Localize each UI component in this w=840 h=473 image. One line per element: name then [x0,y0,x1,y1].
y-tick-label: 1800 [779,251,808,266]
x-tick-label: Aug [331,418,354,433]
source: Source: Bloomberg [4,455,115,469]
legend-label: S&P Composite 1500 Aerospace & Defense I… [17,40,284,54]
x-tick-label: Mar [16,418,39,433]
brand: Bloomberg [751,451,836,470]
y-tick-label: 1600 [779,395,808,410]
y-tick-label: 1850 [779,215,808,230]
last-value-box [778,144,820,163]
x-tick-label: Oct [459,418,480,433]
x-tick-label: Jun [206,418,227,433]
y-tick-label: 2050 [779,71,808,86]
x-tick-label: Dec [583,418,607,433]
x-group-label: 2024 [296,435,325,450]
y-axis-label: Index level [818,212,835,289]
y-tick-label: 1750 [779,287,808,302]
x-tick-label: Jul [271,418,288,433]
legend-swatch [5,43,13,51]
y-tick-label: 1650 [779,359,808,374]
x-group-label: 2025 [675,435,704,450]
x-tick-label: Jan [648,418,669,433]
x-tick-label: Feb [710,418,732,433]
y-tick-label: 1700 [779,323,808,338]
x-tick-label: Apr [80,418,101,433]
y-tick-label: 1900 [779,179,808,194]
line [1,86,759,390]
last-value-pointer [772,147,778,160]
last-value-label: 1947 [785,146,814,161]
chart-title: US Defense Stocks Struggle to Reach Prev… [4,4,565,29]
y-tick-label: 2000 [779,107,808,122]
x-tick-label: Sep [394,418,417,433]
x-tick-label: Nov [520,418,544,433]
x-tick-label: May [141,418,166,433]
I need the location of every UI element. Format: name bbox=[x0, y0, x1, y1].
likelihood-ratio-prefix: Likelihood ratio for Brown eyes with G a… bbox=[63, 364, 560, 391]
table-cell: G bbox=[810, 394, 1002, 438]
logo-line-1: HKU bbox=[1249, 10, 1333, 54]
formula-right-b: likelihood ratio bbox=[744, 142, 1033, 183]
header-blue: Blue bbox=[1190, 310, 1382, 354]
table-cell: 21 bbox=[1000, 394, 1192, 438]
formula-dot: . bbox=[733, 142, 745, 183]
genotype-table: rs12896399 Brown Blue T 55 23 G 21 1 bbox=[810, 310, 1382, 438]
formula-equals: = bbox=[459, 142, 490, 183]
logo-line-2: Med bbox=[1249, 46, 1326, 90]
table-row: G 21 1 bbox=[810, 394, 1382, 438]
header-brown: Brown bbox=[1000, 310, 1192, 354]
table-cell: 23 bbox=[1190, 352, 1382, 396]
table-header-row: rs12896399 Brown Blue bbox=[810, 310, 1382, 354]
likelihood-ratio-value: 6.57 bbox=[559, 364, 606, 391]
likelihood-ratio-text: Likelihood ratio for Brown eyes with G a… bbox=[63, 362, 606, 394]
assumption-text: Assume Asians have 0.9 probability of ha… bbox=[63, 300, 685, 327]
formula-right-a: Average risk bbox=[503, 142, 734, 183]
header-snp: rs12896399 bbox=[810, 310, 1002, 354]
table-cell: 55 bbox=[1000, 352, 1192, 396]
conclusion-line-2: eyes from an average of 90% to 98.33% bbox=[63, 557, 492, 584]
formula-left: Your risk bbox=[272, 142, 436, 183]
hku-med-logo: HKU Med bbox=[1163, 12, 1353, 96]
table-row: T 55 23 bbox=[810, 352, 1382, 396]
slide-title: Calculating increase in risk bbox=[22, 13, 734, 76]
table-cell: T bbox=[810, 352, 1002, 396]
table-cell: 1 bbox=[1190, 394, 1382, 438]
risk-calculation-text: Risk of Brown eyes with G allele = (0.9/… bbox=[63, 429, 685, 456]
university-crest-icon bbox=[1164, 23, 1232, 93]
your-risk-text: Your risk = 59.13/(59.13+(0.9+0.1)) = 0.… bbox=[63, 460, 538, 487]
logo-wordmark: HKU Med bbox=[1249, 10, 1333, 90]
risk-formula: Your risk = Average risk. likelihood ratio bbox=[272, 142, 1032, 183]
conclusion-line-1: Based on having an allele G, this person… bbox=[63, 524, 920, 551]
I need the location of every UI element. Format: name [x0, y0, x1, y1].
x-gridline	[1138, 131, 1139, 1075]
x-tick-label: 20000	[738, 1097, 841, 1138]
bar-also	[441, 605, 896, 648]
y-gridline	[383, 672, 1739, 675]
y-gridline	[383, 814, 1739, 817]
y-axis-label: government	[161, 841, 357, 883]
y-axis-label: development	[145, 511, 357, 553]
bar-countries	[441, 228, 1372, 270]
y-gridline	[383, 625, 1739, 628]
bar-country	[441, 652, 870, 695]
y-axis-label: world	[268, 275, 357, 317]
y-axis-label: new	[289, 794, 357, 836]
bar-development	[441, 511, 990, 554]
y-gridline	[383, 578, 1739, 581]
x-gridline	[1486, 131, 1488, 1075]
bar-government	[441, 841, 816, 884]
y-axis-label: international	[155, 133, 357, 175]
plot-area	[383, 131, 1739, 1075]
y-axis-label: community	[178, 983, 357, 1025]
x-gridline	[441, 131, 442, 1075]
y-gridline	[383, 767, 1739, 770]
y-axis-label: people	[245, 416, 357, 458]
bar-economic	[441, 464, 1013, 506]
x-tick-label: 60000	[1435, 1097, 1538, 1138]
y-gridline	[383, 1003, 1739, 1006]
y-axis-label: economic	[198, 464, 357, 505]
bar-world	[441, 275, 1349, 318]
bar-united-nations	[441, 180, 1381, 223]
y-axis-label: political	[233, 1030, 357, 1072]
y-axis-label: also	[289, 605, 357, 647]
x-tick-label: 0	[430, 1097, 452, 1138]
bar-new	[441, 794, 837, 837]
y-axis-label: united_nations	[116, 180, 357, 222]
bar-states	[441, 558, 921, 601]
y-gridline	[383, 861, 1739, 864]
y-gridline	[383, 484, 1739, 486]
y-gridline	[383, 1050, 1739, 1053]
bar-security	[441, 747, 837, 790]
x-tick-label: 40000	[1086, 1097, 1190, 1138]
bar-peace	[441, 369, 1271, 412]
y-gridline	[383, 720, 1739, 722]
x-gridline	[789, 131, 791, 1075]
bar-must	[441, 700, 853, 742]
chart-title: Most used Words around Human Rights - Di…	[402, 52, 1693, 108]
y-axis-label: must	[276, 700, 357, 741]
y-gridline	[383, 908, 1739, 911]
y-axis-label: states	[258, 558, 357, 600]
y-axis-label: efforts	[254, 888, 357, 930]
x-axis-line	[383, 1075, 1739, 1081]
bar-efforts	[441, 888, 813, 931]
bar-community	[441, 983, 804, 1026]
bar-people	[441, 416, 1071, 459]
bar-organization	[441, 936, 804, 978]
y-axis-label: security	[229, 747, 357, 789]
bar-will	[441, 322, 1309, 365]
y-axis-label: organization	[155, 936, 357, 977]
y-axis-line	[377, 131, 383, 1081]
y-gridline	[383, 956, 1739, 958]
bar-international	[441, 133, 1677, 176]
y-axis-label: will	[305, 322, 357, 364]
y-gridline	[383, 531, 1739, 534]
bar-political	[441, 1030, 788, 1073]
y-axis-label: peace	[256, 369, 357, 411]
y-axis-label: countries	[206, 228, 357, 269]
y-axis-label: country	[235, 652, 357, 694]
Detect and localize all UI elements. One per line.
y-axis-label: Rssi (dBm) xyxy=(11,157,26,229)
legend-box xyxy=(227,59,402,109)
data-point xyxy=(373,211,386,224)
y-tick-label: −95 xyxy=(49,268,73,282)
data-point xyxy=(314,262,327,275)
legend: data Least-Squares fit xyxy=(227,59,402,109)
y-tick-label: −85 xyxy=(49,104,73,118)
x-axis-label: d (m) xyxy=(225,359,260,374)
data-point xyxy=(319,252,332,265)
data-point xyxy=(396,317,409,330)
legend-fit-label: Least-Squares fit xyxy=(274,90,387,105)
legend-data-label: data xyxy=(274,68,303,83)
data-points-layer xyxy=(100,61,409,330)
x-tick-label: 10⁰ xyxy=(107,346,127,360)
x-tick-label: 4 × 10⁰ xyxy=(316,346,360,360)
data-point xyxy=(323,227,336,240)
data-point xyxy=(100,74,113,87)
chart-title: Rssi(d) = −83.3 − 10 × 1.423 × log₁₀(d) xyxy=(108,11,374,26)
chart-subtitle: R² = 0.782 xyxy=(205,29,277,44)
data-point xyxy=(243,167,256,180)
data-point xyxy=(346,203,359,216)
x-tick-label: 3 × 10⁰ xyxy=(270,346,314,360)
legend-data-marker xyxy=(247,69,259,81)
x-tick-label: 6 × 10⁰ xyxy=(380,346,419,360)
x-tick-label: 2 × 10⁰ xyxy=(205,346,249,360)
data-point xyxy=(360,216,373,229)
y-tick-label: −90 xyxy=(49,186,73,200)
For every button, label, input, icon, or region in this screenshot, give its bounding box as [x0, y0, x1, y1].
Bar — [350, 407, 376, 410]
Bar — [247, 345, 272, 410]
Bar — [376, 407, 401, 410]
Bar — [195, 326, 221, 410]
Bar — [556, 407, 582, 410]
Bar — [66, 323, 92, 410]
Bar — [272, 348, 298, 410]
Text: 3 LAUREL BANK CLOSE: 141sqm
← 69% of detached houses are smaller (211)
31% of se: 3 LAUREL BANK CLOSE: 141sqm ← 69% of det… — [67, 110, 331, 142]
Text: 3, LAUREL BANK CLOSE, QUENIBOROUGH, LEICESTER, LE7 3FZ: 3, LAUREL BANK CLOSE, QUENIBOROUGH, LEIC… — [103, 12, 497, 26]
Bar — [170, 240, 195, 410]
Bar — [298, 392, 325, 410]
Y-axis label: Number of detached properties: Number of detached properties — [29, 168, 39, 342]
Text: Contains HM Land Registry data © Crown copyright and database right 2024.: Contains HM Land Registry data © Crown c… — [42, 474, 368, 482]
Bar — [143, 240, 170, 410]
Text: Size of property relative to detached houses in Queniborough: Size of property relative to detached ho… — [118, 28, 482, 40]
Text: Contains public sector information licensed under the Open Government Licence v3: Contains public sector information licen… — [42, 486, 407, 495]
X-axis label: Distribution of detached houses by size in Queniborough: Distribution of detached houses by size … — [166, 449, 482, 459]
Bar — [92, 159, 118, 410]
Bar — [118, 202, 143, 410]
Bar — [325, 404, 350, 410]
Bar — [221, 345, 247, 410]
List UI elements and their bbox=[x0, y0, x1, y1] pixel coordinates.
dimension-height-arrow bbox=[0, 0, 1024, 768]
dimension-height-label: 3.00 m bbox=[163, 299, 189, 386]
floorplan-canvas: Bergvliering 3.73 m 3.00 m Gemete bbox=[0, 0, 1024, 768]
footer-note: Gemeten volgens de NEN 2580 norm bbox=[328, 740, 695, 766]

___

**TO BE DONE**:
Starting from the first line of the records and ending with the line that contains "likelihood-ratio-text: Likelihood ratio", rewrite these lines as a Markdown table with the columns Row and Line, giving each line its row number and leaving out any blank lines.

**SOLUTION**:
| Row | Line |
|---|---|
| 1 | Localize each UI component in this w=840 h=473 image. One line per element: name then [x0,y0,x1,y1]. |
| 2 | y-tick-label: 1800 [779,251,808,266] |
| 3 | x-tick-label: Aug [331,418,354,433] |
| 4 | source: Source: Bloomberg [4,455,115,469] |
| 5 | legend-label: S&P Composite 1500 Aerospace & Defense I… [17,40,284,54] |
| 6 | x-tick-label: Mar [16,418,39,433] |
| 7 | brand: Bloomberg [751,451,836,470] |
| 8 | y-tick-label: 1600 [779,395,808,410] |
| 9 | y-tick-label: 1850 [779,215,808,230] |
| 10 | last-value-box [778,144,820,163] |
| 11 | x-tick-label: Oct [459,418,480,433] |
| 12 | x-tick-label: Jun [206,418,227,433] |
| 13 | y-tick-label: 2050 [779,71,808,86] |
| 14 | x-tick-label: Dec [583,418,607,433] |
| 15 | x-group-label: 2024 [296,435,325,450] |
| 16 | y-axis-label: Index level [818,212,835,289] |
| 17 | y-tick-label: 1750 [779,287,808,302] |
| 18 | x-tick-label: Jul [271,418,288,433] |
| 19 | legend-swatch [5,43,13,51] |
| 20 | y-tick-label: 1650 [779,359,808,374] |
| 21 | x-group-label: 2025 [675,435,704,450] |
| 22 | x-tick-label: Jan [648,418,669,433] |
| 23 | x-tick-label: Feb [710,418,732,433] |
| 24 | y-tick-label: 1700 [779,323,808,338] |
| 25 | x-tick-label: Apr [80,418,101,433] |
| 26 | y-tick-label: 1900 [779,179,808,194] |
| 27 | line [1,86,759,390] |
| 28 | last-value-pointer [772,147,778,160] |
| 29 | last-value-label: 1947 [785,146,814,161] |
| 30 | chart-title: US Defense Stocks Struggle to Reach Prev… [4,4,565,29] |
| 31 | y-tick-label: 2000 [779,107,808,122] |
| 32 | x-tick-label: Sep [394,418,417,433] |
| 33 | x-tick-label: Nov [520,418,544,433] |
| 34 | x-tick-label: May [141,418,166,433] |
| 35 | I need the location of every UI element. Format: name bbox=[x0, y0, x1, y1]. |
| 36 | likelihood-ratio-prefix: Likelihood ratio for Brown eyes with G a… bbox=[63, 364, 560, 391] |
| 37 | table-cell: G bbox=[810, 394, 1002, 438] |
| 38 | logo-line-1: HKU bbox=[1249, 10, 1333, 54] |
| 39 | formula-right-b: likelihood ratio bbox=[744, 142, 1033, 183] |
| 40 | header-blue: Blue bbox=[1190, 310, 1382, 354] |
| 41 | table-cell: 21 bbox=[1000, 394, 1192, 438] |
| 42 | formula-dot: . bbox=[733, 142, 745, 183] |
| 43 | genotype-table: rs12896399 Brown Blue T 55 23 G 21 1 bbox=[810, 310, 1382, 438] |
| 44 | formula-equals: = bbox=[459, 142, 490, 183] |
| 45 | logo-line-2: Med bbox=[1249, 46, 1326, 90] |
| 46 | table-row: G 21 1 bbox=[810, 394, 1382, 438] |
| 47 | header-brown: Brown bbox=[1000, 310, 1192, 354] |
| 48 | table-cell: 23 bbox=[1190, 352, 1382, 396] |
| 49 | table-header-row: rs12896399 Brown Blue bbox=[810, 310, 1382, 354] |
| 50 | likelihood-ratio-value: 6.57 bbox=[559, 364, 606, 391] |
| 51 | likelihood-ratio-text: Likelihood ratio for Brown eyes with G a… bbox=[63, 362, 606, 394] |